Task prompt: Without the pictures, return all of the material exactly as written.

+++

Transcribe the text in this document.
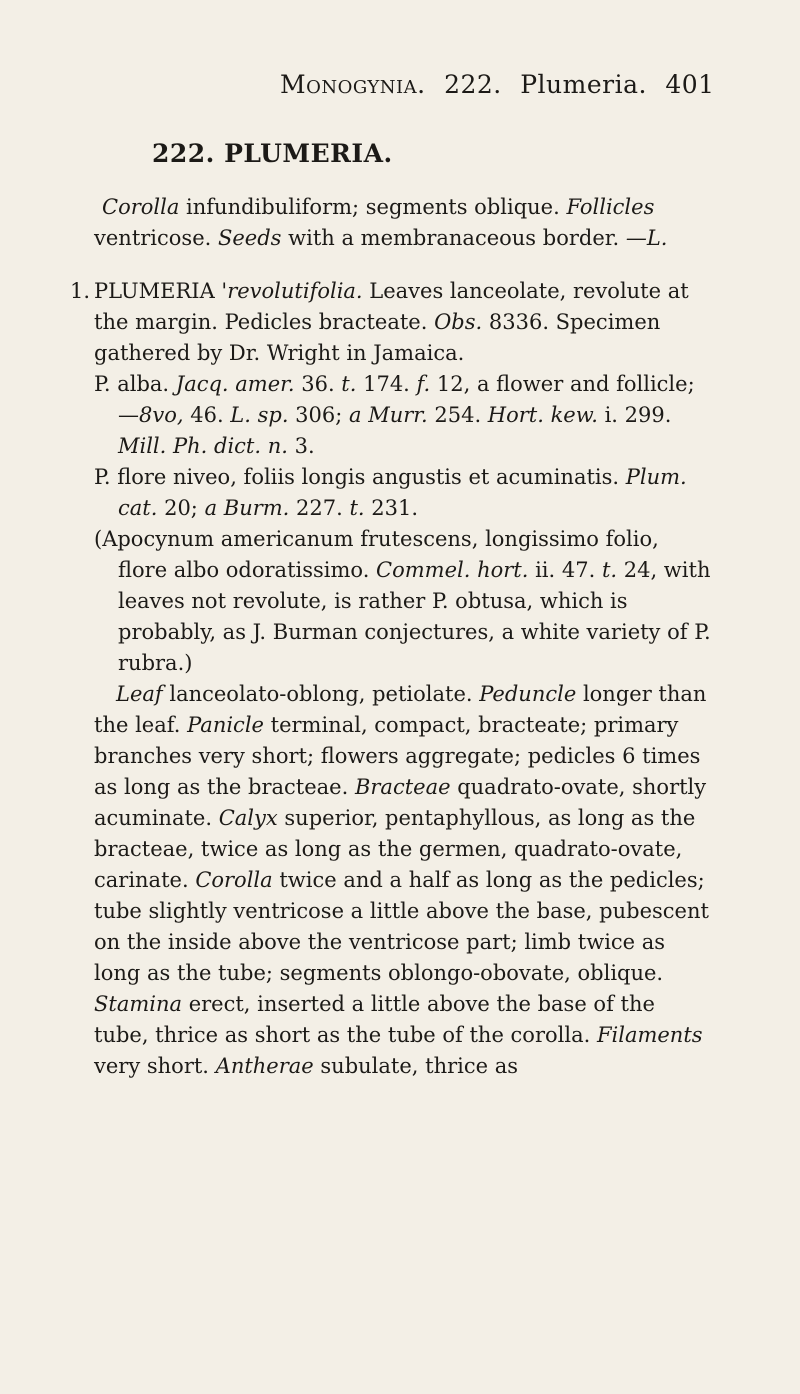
Monogynia. 222. Plumeria. 401
222. PLUMERIA.

Corolla infundibuliform; segments oblique. Follicles ventricose. Seeds with a membranaceous border. —L.

1. PLUMERIA 'revolutifolia. Leaves lanceolate, revolute at the margin. Pedicles bracteate. Obs. 8336. Specimen gathered by Dr. Wright in Jamaica.
P. alba. Jacq. amer. 36. t. 174. f. 12, a flower and follicle;—8vo, 46. L. sp. 306; a Murr. 254. Hort. kew. i. 299. Mill. Ph. dict. n. 3.
P. flore niveo, foliis longis angustis et acuminatis. Plum. cat. 20; a Burm. 227. t. 231.
(Apocynum americanum frutescens, longissimo folio, flore albo odoratissimo. Commel. hort. ii. 47. t. 24, with leaves not revolute, is rather P. obtusa, which is probably, as J. Burman conjectures, a white variety of P. rubra.)
Leaf lanceolato-oblong, petiolate. Peduncle longer than the leaf. Panicle terminal, compact, bracteate; primary branches very short; flowers aggregate; pedicles 6 times as long as the bracteae. Bracteae quadrato-ovate, shortly acuminate. Calyx superior, pentaphyllous, as long as the bracteae, twice as long as the germen, quadrato-ovate, carinate. Corolla twice and a half as long as the pedicles; tube slightly ventricose a little above the base, pubescent on the inside above the ventricose part; limb twice as long as the tube; segments oblongo-obovate, oblique. Stamina erect, inserted a little above the base of the tube, thrice as short as the tube of the corolla. Filaments very short. Antherae subulate, thrice as
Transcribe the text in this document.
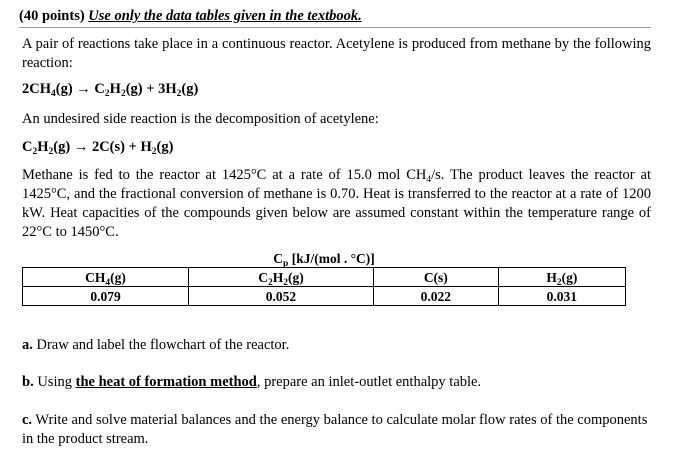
(40 points) Use only the data tables given in the textbook.
A pair of reactions take place in a continuous reactor. Acetylene is produced from methane by the following reaction:
$2CH_4(g) \to C_2H_2(g) + 3H_2(g)$
An undesired side reaction is the decomposition of acetylene:
$C_2H_2(g) \to 2C(s) + H_2(g)$
Methane is fed to the reactor at 1425°C at a rate of 15.0 mol $CH_4/s$. The product leaves the reactor at 1425°C, and the fractional conversion of methane is 0.70. Heat is transferred to the reactor at a rate of 1200 kW. Heat capacities of the compounds given below are assumed constant within the temperature range of 22°C to 1450°C.
$C_p$ [kJ/(mol . °C)]			
$CH_4(g)$	$C_2H_2(g)$	C(s)	$H_2(g)$
0.079	0.052	0.022	0.031
a. Draw and label the flowchart of the reactor.
b. Using the heat of formation method, prepare an inlet-outlet enthalpy table.
c. Write and solve material balances and the energy balance to calculate molar flow rates of the components in the product stream.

+++

Answer to the problem:
Transcribe the text in this document.
Monogynia. 222. Plumeria. 401
222. PLUMERIA.

Corolla infundibuliform; segments oblique. Follicles ventricose. Seeds with a membranaceous border. —L.

1. PLUMERIA 'revolutifolia. Leaves lanceolate, revolute at the margin. Pedicles bracteate. Obs. 8336. Specimen gathered by Dr. Wright in Jamaica.
P. alba. Jacq. amer. 36. t. 174. f. 12, a flower and follicle;—8vo, 46. L. sp. 306; a Murr. 254. Hort. kew. i. 299. Mill. Ph. dict. n. 3.
P. flore niveo, foliis longis angustis et acuminatis. Plum. cat. 20; a Burm. 227. t. 231.
(Apocynum americanum frutescens, longissimo folio, flore albo odoratissimo. Commel. hort. ii. 47. t. 24, with leaves not revolute, is rather P. obtusa, which is probably, as J. Burman conjectures, a white variety of P. rubra.)
Leaf lanceolato-oblong, petiolate. Peduncle longer than the leaf. Panicle terminal, compact, bracteate; primary branches very short; flowers aggregate; pedicles 6 times as long as the bracteae. Bracteae quadrato-ovate, shortly acuminate. Calyx superior, pentaphyllous, as long as the bracteae, twice as long as the germen, quadrato-ovate, carinate. Corolla twice and a half as long as the pedicles; tube slightly ventricose a little above the base, pubescent on the inside above the ventricose part; limb twice as long as the tube; segments oblongo-obovate, oblique. Stamina erect, inserted a little above the base of the tube, thrice as short as the tube of the corolla. Filaments very short. Antherae subulate, thrice as
Transcribe the text in this document.
(40 points) Use only the data tables given in the textbook.
A pair of reactions take place in a continuous reactor. Acetylene is produced from methane by the following reaction:
$2CH_4(g) \to C_2H_2(g) + 3H_2(g)$
An undesired side reaction is the decomposition of acetylene:
$C_2H_2(g) \to 2C(s) + H_2(g)$
Methane is fed to the reactor at 1425°C at a rate of 15.0 mol $CH_4/s$. The product leaves the reactor at 1425°C, and the fractional conversion of methane is 0.70. Heat is transferred to the reactor at a rate of 1200 kW. Heat capacities of the compounds given below are assumed constant within the temperature range of 22°C to 1450°C.
$C_p$ [kJ/(mol . °C)]			
$CH_4(g)$	$C_2H_2(g)$	C(s)	$H_2(g)$
0.079	0.052	0.022	0.031
a. Draw and label the flowchart of the reactor.
b. Using the heat of formation method, prepare an inlet-outlet enthalpy table.
c. Write and solve material balances and the energy balance to calculate molar flow rates of the components in the product stream.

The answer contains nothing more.